- _WORK REQUIRED_
Repeat, exactly and in full, the lines of the listing below, but without any pictures.

============

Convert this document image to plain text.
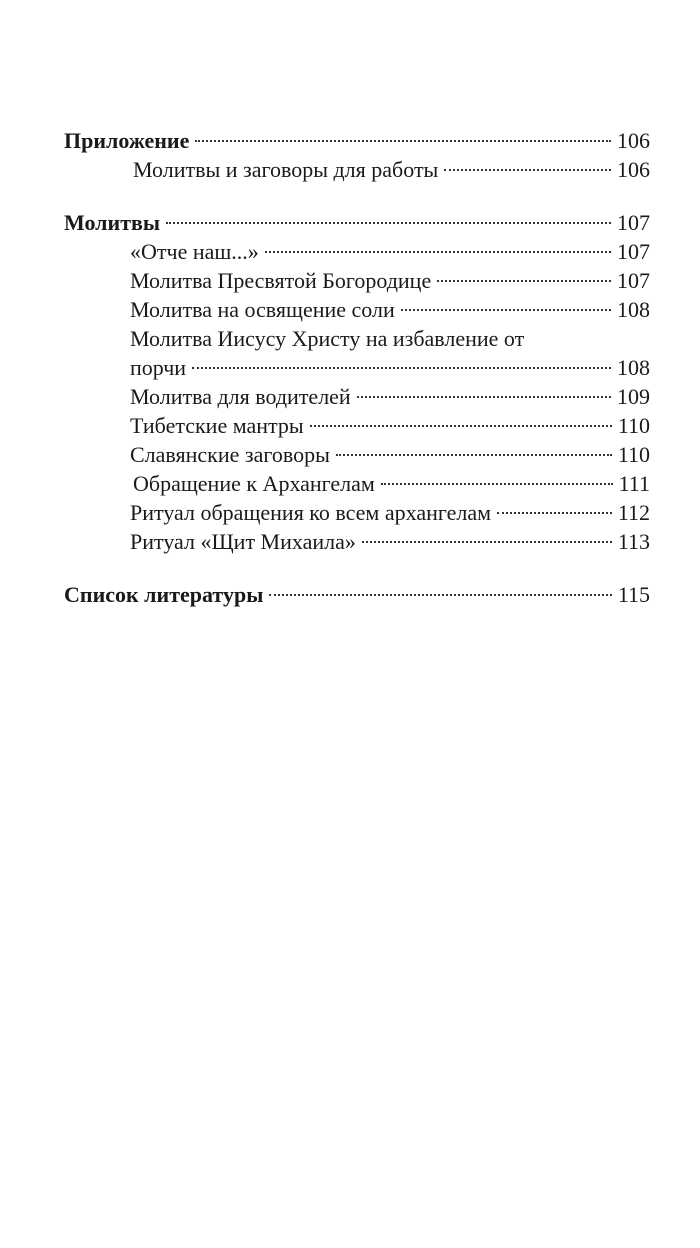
Приложение	106
Молитвы и заговоры для работы	106
Молитвы	107
«Отче наш...»	107
Молитва Пресвятой Богородице	107
Молитва на освящение соли	108
Молитва Иисусу Христу на избавление от
порчи	108
Молитва для водителей	109
Тибетские мантры	110
Славянские заговоры	110
Обращение к Архангелам	111
Ритуал обращения ко всем архангелам	112
Ритуал «Щит Михаила»	113
Список литературы	115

============

- _ANSWER TO THIS EXERCISE_
Convert this document image to plain text.
Приложение	106
Молитвы и заговоры для работы	106
Молитвы	107
«Отче наш...»	107
Молитва Пресвятой Богородице	107
Молитва на освящение соли	108
Молитва Иисусу Христу на избавление от
порчи	108
Молитва для водителей	109
Тибетские мантры	110
Славянские заговоры	110
Обращение к Архангелам	111
Ритуал обращения ко всем архангелам	112
Ритуал «Щит Михаила»	113
Список литературы	115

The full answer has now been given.